• Tasks to carry out:
1. In the MEF thread, what did the writer have to export to get the Func to work?
2. Say whether each statement agrees with the MEF thread. For each one, answer yes or no and quote the words that decide it.
(a) MenuBuilder takes arguments in its constructor.
(b) The Func property is marked with an [Export] attribute.
(c) The reply says its writer often needs classes with constructor parameters.
3. Continue the MEF thread from the point where it stops.

• Text excerpt:
►

My last post to you was about an issue I had with an abstract factory which I solved by having MEF new up a Func with the types I needed and pass this along to a factory method and so on...
Back to this though. Let's say this "MyClass" in your example had a constructor with arguments, would the following still work:
var service = Locator.GetServiceFor<MyClass>(); ?
I had to go the Func route because .NET barked at the fact that one of my types was of an abstract type or had construcor with params, something to that effect. I used to have something similar to the following:
var builder = factory.GetBuilder<Menu, MenuBuilder>();
but .NET barked because MenuBuilder has args to it's constructor. So here is basically what I did. I let MEF new up a new Func as in:
[Import]
public Func<Menu, MenuBuilder> Menu {get;set;}
so now I could then do this:
var builder = factory.GetBuilder(Menu);
The "GetBuilder" method looks something like this:
public TBuilder GetBuilder<TView, TBuilder>
(Func<TView, TBuilder> func)
where TView : ViewComponentBase, new()
{
TView v = new TView();
return func(v);
}
Of course, getting the Func to work required me Exporting a method that returned a new MenuBuilder. Returning func(v) above is what actually passes the argument into the builder. I learned that trick watching some other videos.
Anyways, just wanted to share.
Thanks for your great tutorials.
David
So I typically don't find myself with classes that require constructor parameters. To me, classes require that for only three reasons (and I may be missing one, please let me know if I do) - first, to inject dependencies, second, to configure the class, and third, to provide some sort of parameters that are maintained by the state of the class to be used later.

◄

[Rows from a layout dataset]

►

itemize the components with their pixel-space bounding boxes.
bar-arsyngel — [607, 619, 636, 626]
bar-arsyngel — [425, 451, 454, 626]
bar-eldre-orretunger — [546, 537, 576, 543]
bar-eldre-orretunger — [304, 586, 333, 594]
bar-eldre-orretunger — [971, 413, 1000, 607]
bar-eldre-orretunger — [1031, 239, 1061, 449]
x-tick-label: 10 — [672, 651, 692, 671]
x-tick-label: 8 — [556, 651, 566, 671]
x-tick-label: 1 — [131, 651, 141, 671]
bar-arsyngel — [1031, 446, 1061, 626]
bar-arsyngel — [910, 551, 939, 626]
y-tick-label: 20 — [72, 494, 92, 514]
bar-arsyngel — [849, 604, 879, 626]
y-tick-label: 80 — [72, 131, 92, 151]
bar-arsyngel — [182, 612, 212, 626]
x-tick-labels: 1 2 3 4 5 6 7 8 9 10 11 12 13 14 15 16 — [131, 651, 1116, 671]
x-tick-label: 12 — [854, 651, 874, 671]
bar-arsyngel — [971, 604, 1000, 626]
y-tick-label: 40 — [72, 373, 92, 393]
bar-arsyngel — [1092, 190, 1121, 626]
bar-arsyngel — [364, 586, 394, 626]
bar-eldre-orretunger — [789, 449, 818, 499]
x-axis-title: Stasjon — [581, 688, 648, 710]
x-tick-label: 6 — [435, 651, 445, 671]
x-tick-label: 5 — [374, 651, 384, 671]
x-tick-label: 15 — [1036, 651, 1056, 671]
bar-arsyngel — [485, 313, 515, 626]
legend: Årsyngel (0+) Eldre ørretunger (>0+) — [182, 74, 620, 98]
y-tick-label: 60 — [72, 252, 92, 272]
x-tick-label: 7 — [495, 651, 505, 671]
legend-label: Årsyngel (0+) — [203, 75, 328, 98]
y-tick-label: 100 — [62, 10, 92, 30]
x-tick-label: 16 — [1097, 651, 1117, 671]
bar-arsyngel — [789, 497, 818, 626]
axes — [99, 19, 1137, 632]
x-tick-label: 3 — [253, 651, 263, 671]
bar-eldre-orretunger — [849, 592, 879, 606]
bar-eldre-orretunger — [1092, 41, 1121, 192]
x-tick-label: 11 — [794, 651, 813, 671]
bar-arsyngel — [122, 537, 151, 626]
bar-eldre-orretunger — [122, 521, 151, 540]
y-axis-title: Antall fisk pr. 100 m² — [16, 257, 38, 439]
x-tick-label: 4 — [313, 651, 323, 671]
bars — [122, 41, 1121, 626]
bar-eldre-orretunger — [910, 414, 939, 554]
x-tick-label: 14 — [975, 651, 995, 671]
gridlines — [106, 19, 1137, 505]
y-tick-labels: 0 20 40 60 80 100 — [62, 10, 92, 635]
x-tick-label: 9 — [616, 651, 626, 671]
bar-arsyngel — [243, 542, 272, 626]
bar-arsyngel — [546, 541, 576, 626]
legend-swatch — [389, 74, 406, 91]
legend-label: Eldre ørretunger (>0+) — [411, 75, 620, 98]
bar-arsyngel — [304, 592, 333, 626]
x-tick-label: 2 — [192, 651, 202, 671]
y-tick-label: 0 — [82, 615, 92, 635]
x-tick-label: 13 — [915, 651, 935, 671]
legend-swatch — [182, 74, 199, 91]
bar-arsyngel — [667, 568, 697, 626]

◄

• Solved tasks:
1. A method that returned a new MenuBuilder.

2.
(a) Yes: "MenuBuilder has args to it's constructor"
(b) No: "[Import]"
(c) No: "I typically don't find myself with classes that require constructor parameters"

3.
All of those are solvable. Since I know I'm using composition, I no longer inject dependencies, so I import dependencies. For configuration, I use a configuration class that abstracts the implementation details and again import that where it is needed.
Finally, state and parameters can be passed via properties and methods.
Therefore, I haven't run into the issue. If your constructor parameters are dependencies you can always using the [ImportingConstructor] tag.
Hi Jeremy,
Thanks for the reply. I'm thinking I do not know enough about the configuration process then based off of your response. At any rate though, I have a solution for now that works with this abstract control factory Im working with. The only place I'm newing something up is inside the factory method as in:
TView v = new TView();
return func(v);
and basically MEF is taking care of everything else.
I will look into the configuration process more then, and will continue digging deeper into MEF as it's such an invaluable framework.
Thanks much for your time.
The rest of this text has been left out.